Required work: Transcribe the lines below verbatim, skipping the images.

Stored records:
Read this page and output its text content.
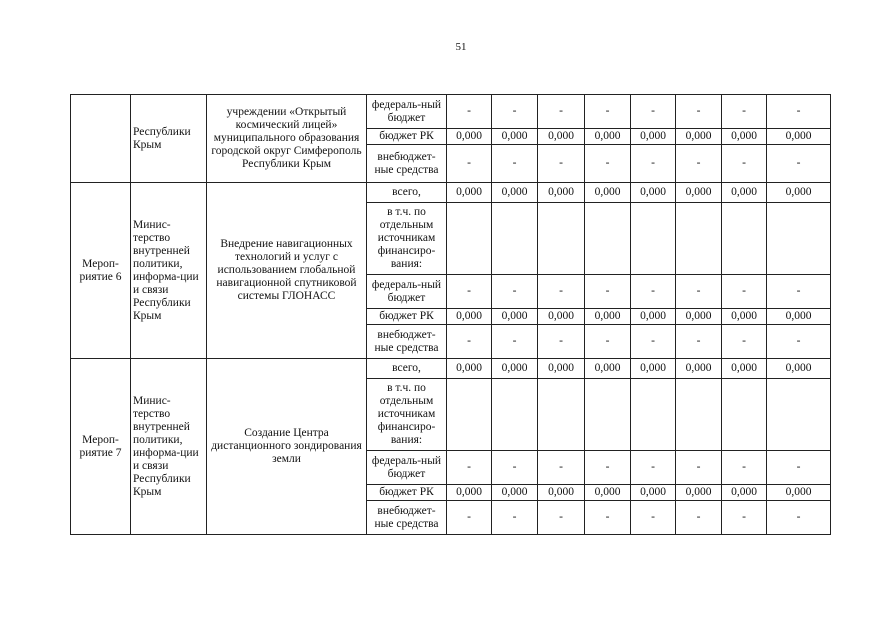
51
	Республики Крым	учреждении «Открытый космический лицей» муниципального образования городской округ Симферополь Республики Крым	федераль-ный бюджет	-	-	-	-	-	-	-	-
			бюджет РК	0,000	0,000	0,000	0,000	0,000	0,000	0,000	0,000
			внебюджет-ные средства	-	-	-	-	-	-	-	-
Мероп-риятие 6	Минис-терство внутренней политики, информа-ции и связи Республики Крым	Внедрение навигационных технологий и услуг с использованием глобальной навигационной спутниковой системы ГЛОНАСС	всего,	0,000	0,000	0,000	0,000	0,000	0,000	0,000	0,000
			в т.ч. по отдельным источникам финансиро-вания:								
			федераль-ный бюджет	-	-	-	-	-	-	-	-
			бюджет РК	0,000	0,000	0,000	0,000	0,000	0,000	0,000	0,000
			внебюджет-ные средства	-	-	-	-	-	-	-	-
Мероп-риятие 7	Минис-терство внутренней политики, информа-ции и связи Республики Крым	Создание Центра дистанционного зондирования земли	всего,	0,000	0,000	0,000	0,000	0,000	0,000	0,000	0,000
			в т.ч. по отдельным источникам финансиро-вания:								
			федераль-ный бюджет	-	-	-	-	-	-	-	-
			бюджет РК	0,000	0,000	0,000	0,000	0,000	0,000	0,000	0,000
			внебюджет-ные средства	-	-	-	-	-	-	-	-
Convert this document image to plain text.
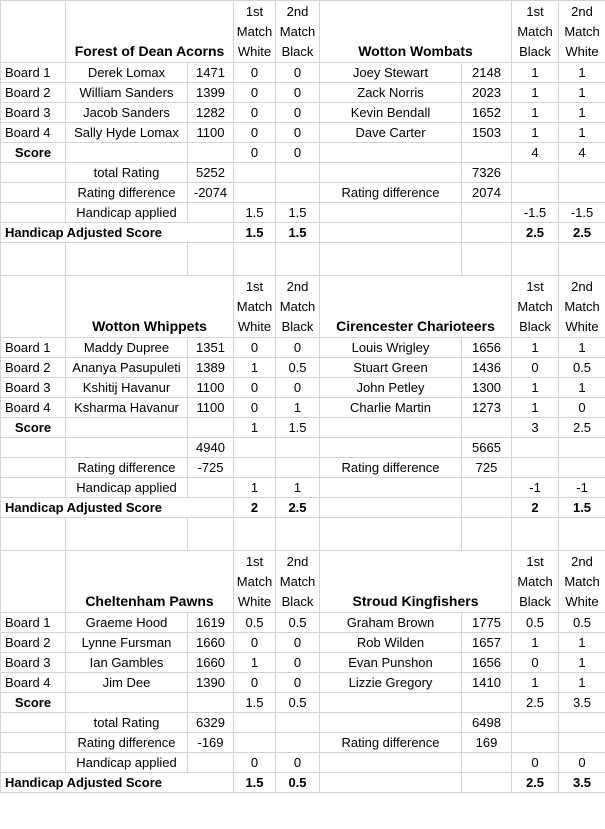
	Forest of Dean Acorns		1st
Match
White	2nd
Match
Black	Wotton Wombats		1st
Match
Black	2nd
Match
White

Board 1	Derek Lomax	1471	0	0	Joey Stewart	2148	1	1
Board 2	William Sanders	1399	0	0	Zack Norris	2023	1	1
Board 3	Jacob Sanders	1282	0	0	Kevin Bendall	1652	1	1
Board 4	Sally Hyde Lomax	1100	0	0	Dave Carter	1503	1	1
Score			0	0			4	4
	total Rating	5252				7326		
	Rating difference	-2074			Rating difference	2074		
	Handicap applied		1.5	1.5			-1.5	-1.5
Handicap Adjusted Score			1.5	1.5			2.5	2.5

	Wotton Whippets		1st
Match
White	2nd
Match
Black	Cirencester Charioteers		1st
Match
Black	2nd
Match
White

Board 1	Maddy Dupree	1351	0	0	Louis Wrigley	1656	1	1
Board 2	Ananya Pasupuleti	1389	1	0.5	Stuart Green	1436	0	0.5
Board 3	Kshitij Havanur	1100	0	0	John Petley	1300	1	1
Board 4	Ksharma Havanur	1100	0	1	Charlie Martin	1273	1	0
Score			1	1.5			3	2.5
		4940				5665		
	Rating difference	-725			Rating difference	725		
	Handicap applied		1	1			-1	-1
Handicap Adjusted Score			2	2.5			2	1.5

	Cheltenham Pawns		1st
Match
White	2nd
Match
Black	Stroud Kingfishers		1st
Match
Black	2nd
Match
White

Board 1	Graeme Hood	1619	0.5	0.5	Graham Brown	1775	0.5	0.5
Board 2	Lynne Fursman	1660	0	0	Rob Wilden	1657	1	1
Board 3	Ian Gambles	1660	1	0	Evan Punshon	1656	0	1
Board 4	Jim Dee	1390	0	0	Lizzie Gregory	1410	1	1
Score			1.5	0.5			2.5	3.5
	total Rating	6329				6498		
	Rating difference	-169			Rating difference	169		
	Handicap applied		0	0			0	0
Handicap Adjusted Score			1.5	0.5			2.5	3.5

Task answer:
Read this page and output its text content.
51
	Республики Крым	учреждении «Открытый космический лицей» муниципального образования городской округ Симферополь Республики Крым	федераль-ный бюджет	-	-	-	-	-	-	-	-
			бюджет РК	0,000	0,000	0,000	0,000	0,000	0,000	0,000	0,000
			внебюджет-ные средства	-	-	-	-	-	-	-	-
Мероп-риятие 6	Минис-терство внутренней политики, информа-ции и связи Республики Крым	Внедрение навигационных технологий и услуг с использованием глобальной навигационной спутниковой системы ГЛОНАСС	всего,	0,000	0,000	0,000	0,000	0,000	0,000	0,000	0,000
			в т.ч. по отдельным источникам финансиро-вания:								
			федераль-ный бюджет	-	-	-	-	-	-	-	-
			бюджет РК	0,000	0,000	0,000	0,000	0,000	0,000	0,000	0,000
			внебюджет-ные средства	-	-	-	-	-	-	-	-
Мероп-риятие 7	Минис-терство внутренней политики, информа-ции и связи Республики Крым	Создание Центра дистанционного зондирования земли	всего,	0,000	0,000	0,000	0,000	0,000	0,000	0,000	0,000
			в т.ч. по отдельным источникам финансиро-вания:								
			федераль-ный бюджет	-	-	-	-	-	-	-	-
			бюджет РК	0,000	0,000	0,000	0,000	0,000	0,000	0,000	0,000
			внебюджет-ные средства	-	-	-	-	-	-	-	-
Convert this document image to plain text.
	Forest of Dean Acorns		1st
Match
White	2nd
Match
Black	Wotton Wombats		1st
Match
Black	2nd
Match
White

Board 1	Derek Lomax	1471	0	0	Joey Stewart	2148	1	1
Board 2	William Sanders	1399	0	0	Zack Norris	2023	1	1
Board 3	Jacob Sanders	1282	0	0	Kevin Bendall	1652	1	1
Board 4	Sally Hyde Lomax	1100	0	0	Dave Carter	1503	1	1
Score			0	0			4	4
	total Rating	5252				7326		
	Rating difference	-2074			Rating difference	2074		
	Handicap applied		1.5	1.5			-1.5	-1.5
Handicap Adjusted Score			1.5	1.5			2.5	2.5

	Wotton Whippets		1st
Match
White	2nd
Match
Black	Cirencester Charioteers		1st
Match
Black	2nd
Match
White

Board 1	Maddy Dupree	1351	0	0	Louis Wrigley	1656	1	1
Board 2	Ananya Pasupuleti	1389	1	0.5	Stuart Green	1436	0	0.5
Board 3	Kshitij Havanur	1100	0	0	John Petley	1300	1	1
Board 4	Ksharma Havanur	1100	0	1	Charlie Martin	1273	1	0
Score			1	1.5			3	2.5
		4940				5665		
	Rating difference	-725			Rating difference	725		
	Handicap applied		1	1			-1	-1
Handicap Adjusted Score			2	2.5			2	1.5

	Cheltenham Pawns		1st
Match
White	2nd
Match
Black	Stroud Kingfishers		1st
Match
Black	2nd
Match
White

Board 1	Graeme Hood	1619	0.5	0.5	Graham Brown	1775	0.5	0.5
Board 2	Lynne Fursman	1660	0	0	Rob Wilden	1657	1	1
Board 3	Ian Gambles	1660	1	0	Evan Punshon	1656	0	1
Board 4	Jim Dee	1390	0	0	Lizzie Gregory	1410	1	1
Score			1.5	0.5			2.5	3.5
	total Rating	6329				6498		
	Rating difference	-169			Rating difference	169		
	Handicap applied		0	0			0	0
Handicap Adjusted Score			1.5	0.5			2.5	3.5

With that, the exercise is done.